- **Work to do**
Using the listing below, copy every line that mentions "JSON".

- **Dataset rows**
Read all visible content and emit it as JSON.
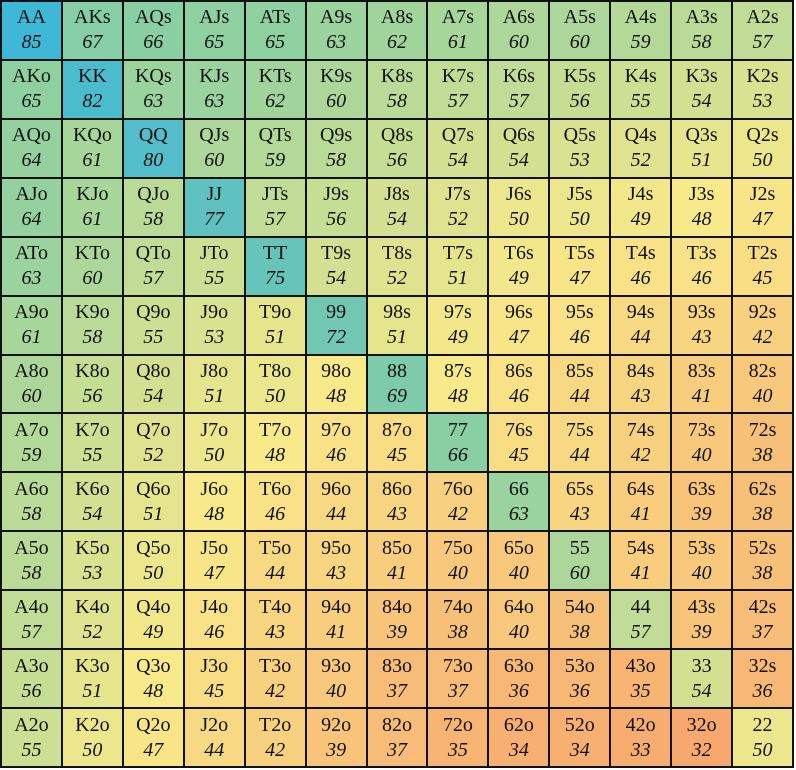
{
  "grid": {
    "rows": [
      [
        {
          "hand": "AA",
          "equity": "85"
        },
        {
          "hand": "AKs",
          "equity": "67"
        },
        {
          "hand": "AQs",
          "equity": "66"
        },
        {
          "hand": "AJs",
          "equity": "65"
        },
        {
          "hand": "ATs",
          "equity": "65"
        },
        {
          "hand": "A9s",
          "equity": "63"
        },
        {
          "hand": "A8s",
          "equity": "62"
        },
        {
          "hand": "A7s",
          "equity": "61"
        },
        {
          "hand": "A6s",
          "equity": "60"
        },
        {
          "hand": "A5s",
          "equity": "60"
        },
        {
          "hand": "A4s",
          "equity": "59"
        },
        {
          "hand": "A3s",
          "equity": "58"
        },
        {
          "hand": "A2s",
          "equity": "57"
        }
      ],
      [
        {
          "hand": "AKo",
          "equity": "65"
        },
        {
          "hand": "KK",
          "equity": "82"
        },
        {
          "hand": "KQs",
          "equity": "63"
        },
        {
          "hand": "KJs",
          "equity": "63"
        },
        {
          "hand": "KTs",
          "equity": "62"
        },
        {
          "hand": "K9s",
          "equity": "60"
        },
        {
          "hand": "K8s",
          "equity": "58"
        },
        {
          "hand": "K7s",
          "equity": "57"
        },
        {
          "hand": "K6s",
          "equity": "57"
        },
        {
          "hand": "K5s",
          "equity": "56"
        },
        {
          "hand": "K4s",
          "equity": "55"
        },
        {
          "hand": "K3s",
          "equity": "54"
        },
        {
          "hand": "K2s",
          "equity": "53"
        }
      ],
      [
        {
          "hand": "AQo",
          "equity": "64"
        },
        {
          "hand": "KQo",
          "equity": "61"
        },
        {
          "hand": "QQ",
          "equity": "80"
        },
        {
          "hand": "QJs",
          "equity": "60"
        },
        {
          "hand": "QTs",
          "equity": "59"
        },
        {
          "hand": "Q9s",
          "equity": "58"
        },
        {
          "hand": "Q8s",
          "equity": "56"
        },
        {
          "hand": "Q7s",
          "equity": "54"
        },
        {
          "hand": "Q6s",
          "equity": "54"
        },
        {
          "hand": "Q5s",
          "equity": "53"
        },
        {
          "hand": "Q4s",
          "equity": "52"
        },
        {
          "hand": "Q3s",
          "equity": "51"
        },
        {
          "hand": "Q2s",
          "equity": "50"
        }
      ],
      [
        {
          "hand": "AJo",
          "equity": "64"
        },
        {
          "hand": "KJo",
          "equity": "61"
        },
        {
          "hand": "QJo",
          "equity": "58"
        },
        {
          "hand": "JJ",
          "equity": "77"
        },
        {
          "hand": "JTs",
          "equity": "57"
        },
        {
          "hand": "J9s",
          "equity": "56"
        },
        {
          "hand": "J8s",
          "equity": "54"
        },
        {
          "hand": "J7s",
          "equity": "52"
        },
        {
          "hand": "J6s",
          "equity": "50"
        },
        {
          "hand": "J5s",
          "equity": "50"
        },
        {
          "hand": "J4s",
          "equity": "49"
        },
        {
          "hand": "J3s",
          "equity": "48"
        },
        {
          "hand": "J2s",
          "equity": "47"
        }
      ],
      [
        {
          "hand": "ATo",
          "equity": "63"
        },
        {
          "hand": "KTo",
          "equity": "60"
        },
        {
          "hand": "QTo",
          "equity": "57"
        },
        {
          "hand": "JTo",
          "equity": "55"
        },
        {
          "hand": "TT",
          "equity": "75"
        },
        {
          "hand": "T9s",
          "equity": "54"
        },
        {
          "hand": "T8s",
          "equity": "52"
        },
        {
          "hand": "T7s",
          "equity": "51"
        },
        {
          "hand": "T6s",
          "equity": "49"
        },
        {
          "hand": "T5s",
          "equity": "47"
        },
        {
          "hand": "T4s",
          "equity": "46"
        },
        {
          "hand": "T3s",
          "equity": "46"
        },
        {
          "hand": "T2s",
          "equity": "45"
        }
      ],
      [
        {
          "hand": "A9o",
          "equity": "61"
        },
        {
          "hand": "K9o",
          "equity": "58"
        },
        {
          "hand": "Q9o",
          "equity": "55"
        },
        {
          "hand": "J9o",
          "equity": "53"
        },
        {
          "hand": "T9o",
          "equity": "51"
        },
        {
          "hand": "99",
          "equity": "72"
        },
        {
          "hand": "98s",
          "equity": "51"
        },
        {
          "hand": "97s",
          "equity": "49"
        },
        {
          "hand": "96s",
          "equity": "47"
        },
        {
          "hand": "95s",
          "equity": "46"
        },
        {
          "hand": "94s",
          "equity": "44"
        },
        {
          "hand": "93s",
          "equity": "43"
        },
        {
          "hand": "92s",
          "equity": "42"
        }
      ],
      [
        {
          "hand": "A8o",
          "equity": "60"
        },
        {
          "hand": "K8o",
          "equity": "56"
        },
        {
          "hand": "Q8o",
          "equity": "54"
        },
        {
          "hand": "J8o",
          "equity": "51"
        },
        {
          "hand": "T8o",
          "equity": "50"
        },
        {
          "hand": "98o",
          "equity": "48"
        },
        {
          "hand": "88",
          "equity": "69"
        },
        {
          "hand": "87s",
          "equity": "48"
        },
        {
          "hand": "86s",
          "equity": "46"
        },
        {
          "hand": "85s",
          "equity": "44"
        },
        {
          "hand": "84s",
          "equity": "43"
        },
        {
          "hand": "83s",
          "equity": "41"
        },
        {
          "hand": "82s",
          "equity": "40"
        }
      ],
      [
        {
          "hand": "A7o",
          "equity": "59"
        },
        {
          "hand": "K7o",
          "equity": "55"
        },
        {
          "hand": "Q7o",
          "equity": "52"
        },
        {
          "hand": "J7o",
          "equity": "50"
        },
        {
          "hand": "T7o",
          "equity": "48"
        },
        {
          "hand": "97o",
          "equity": "46"
        },
        {
          "hand": "87o",
          "equity": "45"
        },
        {
          "hand": "77",
          "equity": "66"
        },
        {
          "hand": "76s",
          "equity": "45"
        },
        {
          "hand": "75s",
          "equity": "44"
        },
        {
          "hand": "74s",
          "equity": "42"
        },
        {
          "hand": "73s",
          "equity": "40"
        },
        {
          "hand": "72s",
          "equity": "38"
        }
      ],
      [
        {
          "hand": "A6o",
          "equity": "58"
        },
        {
          "hand": "K6o",
          "equity": "54"
        },
        {
          "hand": "Q6o",
          "equity": "51"
        },
        {
          "hand": "J6o",
          "equity": "48"
        },
        {
          "hand": "T6o",
          "equity": "46"
        },
        {
          "hand": "96o",
          "equity": "44"
        },
        {
          "hand": "86o",
          "equity": "43"
        },
        {
          "hand": "76o",
          "equity": "42"
        },
        {
          "hand": "66",
          "equity": "63"
        },
        {
          "hand": "65s",
          "equity": "43"
        },
        {
          "hand": "64s",
          "equity": "41"
        },
        {
          "hand": "63s",
          "equity": "39"
        },
        {
          "hand": "62s",
          "equity": "38"
        }
      ],
      [
        {
          "hand": "A5o",
          "equity": "58"
        },
        {
          "hand": "K5o",
          "equity": "53"
        },
        {
          "hand": "Q5o",
          "equity": "50"
        },
        {
          "hand": "J5o",
          "equity": "47"
        },
        {
          "hand": "T5o",
          "equity": "44"
        },
        {
          "hand": "95o",
          "equity": "43"
        },
        {
          "hand": "85o",
          "equity": "41"
        },
        {
          "hand": "75o",
          "equity": "40"
        },
        {
          "hand": "65o",
          "equity": "40"
        },
        {
          "hand": "55",
          "equity": "60"
        },
        {
          "hand": "54s",
          "equity": "41"
        },
        {
          "hand": "53s",
          "equity": "40"
        },
        {
          "hand": "52s",
          "equity": "38"
        }
      ],
      [
        {
          "hand": "A4o",
          "equity": "57"
        },
        {
          "hand": "K4o",
          "equity": "52"
        },
        {
          "hand": "Q4o",
          "equity": "49"
        },
        {
          "hand": "J4o",
          "equity": "46"
        },
        {
          "hand": "T4o",
          "equity": "43"
        },
        {
          "hand": "94o",
          "equity": "41"
        },
        {
          "hand": "84o",
          "equity": "39"
        },
        {
          "hand": "74o",
          "equity": "38"
        },
        {
          "hand": "64o",
          "equity": "40"
        },
        {
          "hand": "54o",
          "equity": "38"
        },
        {
          "hand": "44",
          "equity": "57"
        },
        {
          "hand": "43s",
          "equity": "39"
        },
        {
          "hand": "42s",
          "equity": "37"
        }
      ],
      [
        {
          "hand": "A3o",
          "equity": "56"
        },
        {
          "hand": "K3o",
          "equity": "51"
        },
        {
          "hand": "Q3o",
          "equity": "48"
        },
        {
          "hand": "J3o",
          "equity": "45"
        },
        {
          "hand": "T3o",
          "equity": "42"
        },
        {
          "hand": "93o",
          "equity": "40"
        },
        {
          "hand": "83o",
          "equity": "37"
        },
        {
          "hand": "73o",
          "equity": "37"
        },
        {
          "hand": "63o",
          "equity": "36"
        },
        {
          "hand": "53o",
          "equity": "36"
        },
        {
          "hand": "43o",
          "equity": "35"
        },
        {
          "hand": "33",
          "equity": "54"
        },
        {
          "hand": "32s",
          "equity": "36"
        }
      ],
      [
        {
          "hand": "A2o",
          "equity": "55"
        },
        {
          "hand": "K2o",
          "equity": "50"
        },
        {
          "hand": "Q2o",
          "equity": "47"
        },
        {
          "hand": "J2o",
          "equity": "44"
        },
        {
          "hand": "T2o",
          "equity": "42"
        },
        {
          "hand": "92o",
          "equity": "39"
        },
        {
          "hand": "82o",
          "equity": "37"
        },
        {
          "hand": "72o",
          "equity": "35"
        },
        {
          "hand": "62o",
          "equity": "34"
        },
        {
          "hand": "52o",
          "equity": "34"
        },
        {
          "hand": "42o",
          "equity": "33"
        },
        {
          "hand": "32o",
          "equity": "32"
        },
        {
          "hand": "22",
          "equity": "50"
        }
      ]
    ]
  },
  "colors": {
    "scale_high": "#3FB7D6",
    "scale_mid_high": "#8ED0A0",
    "scale_mid": "#F8E98A",
    "scale_low": "#F7A86E",
    "border": "#111111"
  }
}
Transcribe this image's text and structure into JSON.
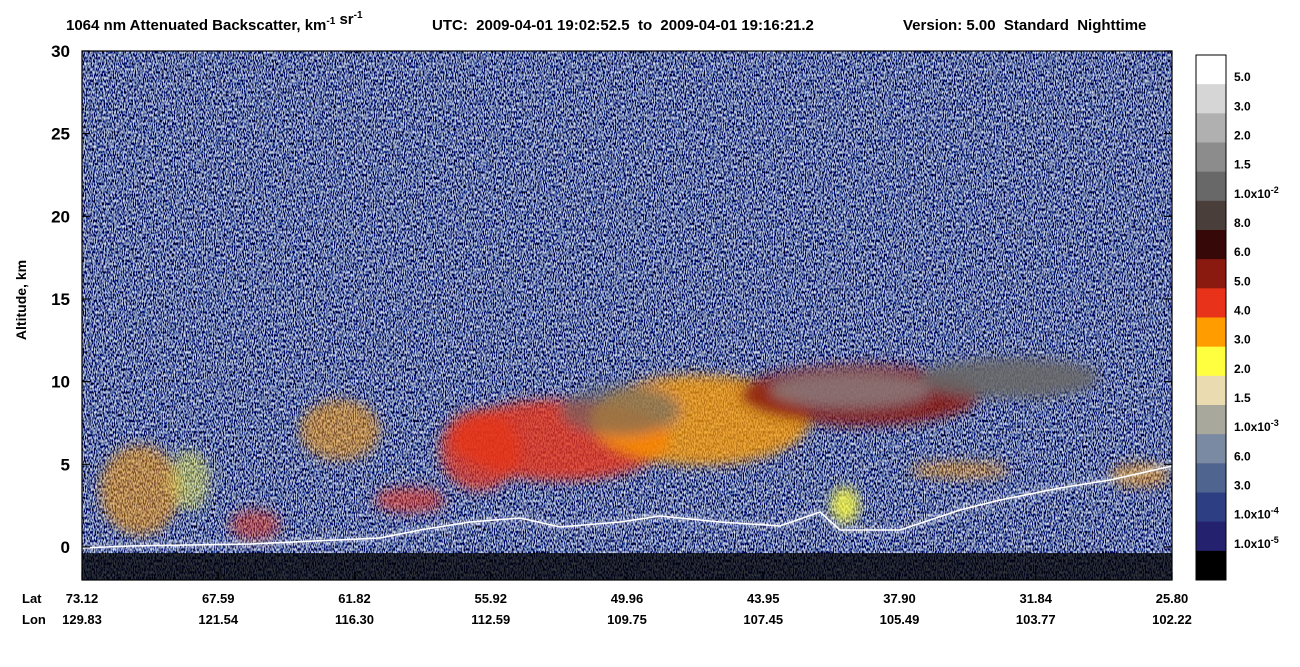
{
  "chart_data": {
    "type": "curtain",
    "title": {
      "parts": [
        {
          "text": "1064 nm Attenuated Backscatter, km"
        },
        {
          "sup": "-1"
        },
        {
          "text": " sr"
        },
        {
          "sup": "-1"
        }
      ],
      "utc": "UTC:  2009-04-01 19:02:52.5  to  2009-04-01 19:16:21.2",
      "version": "Version: 5.00  Standard  Nighttime"
    },
    "y_label": "Altitude, km",
    "ylim": [
      -2,
      30
    ],
    "yticks": [
      0,
      5,
      10,
      15,
      20,
      25,
      30
    ],
    "x_rows": [
      {
        "name": "Lat",
        "labels": [
          "73.12",
          "67.59",
          "61.82",
          "55.92",
          "49.96",
          "43.95",
          "37.90",
          "31.84",
          "25.80"
        ]
      },
      {
        "name": "Lon",
        "labels": [
          "129.83",
          "121.54",
          "116.30",
          "112.59",
          "109.75",
          "107.45",
          "105.49",
          "103.77",
          "102.22"
        ]
      }
    ],
    "colorbar": {
      "colors": [
        "#ffffff",
        "#d6d6d6",
        "#b0b0b0",
        "#8c8c8c",
        "#686868",
        "#4a3e3b",
        "#370808",
        "#8a1a10",
        "#e8321a",
        "#ff9c00",
        "#ffff40",
        "#eadcb0",
        "#a8a89c",
        "#7a8aa2",
        "#4f648e",
        "#2e3e82",
        "#24226e",
        "#000000"
      ],
      "labels": [
        {
          "text": "5.0"
        },
        {
          "text": "3.0"
        },
        {
          "text": "2.0"
        },
        {
          "text": "1.5"
        },
        {
          "text": "1.0x10",
          "sup": "-2"
        },
        {
          "text": "8.0"
        },
        {
          "text": "6.0"
        },
        {
          "text": "5.0"
        },
        {
          "text": "4.0"
        },
        {
          "text": "3.0"
        },
        {
          "text": "2.0"
        },
        {
          "text": "1.5"
        },
        {
          "text": "1.0x10",
          "sup": "-3"
        },
        {
          "text": "6.0"
        },
        {
          "text": "3.0"
        },
        {
          "text": "1.0x10",
          "sup": "-4"
        },
        {
          "text": "1.0x10",
          "sup": "-5"
        }
      ]
    }
  }
}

- **Finished task**
Read all visible content and emit it as JSON.
Transcribe this image's text and structure into JSON.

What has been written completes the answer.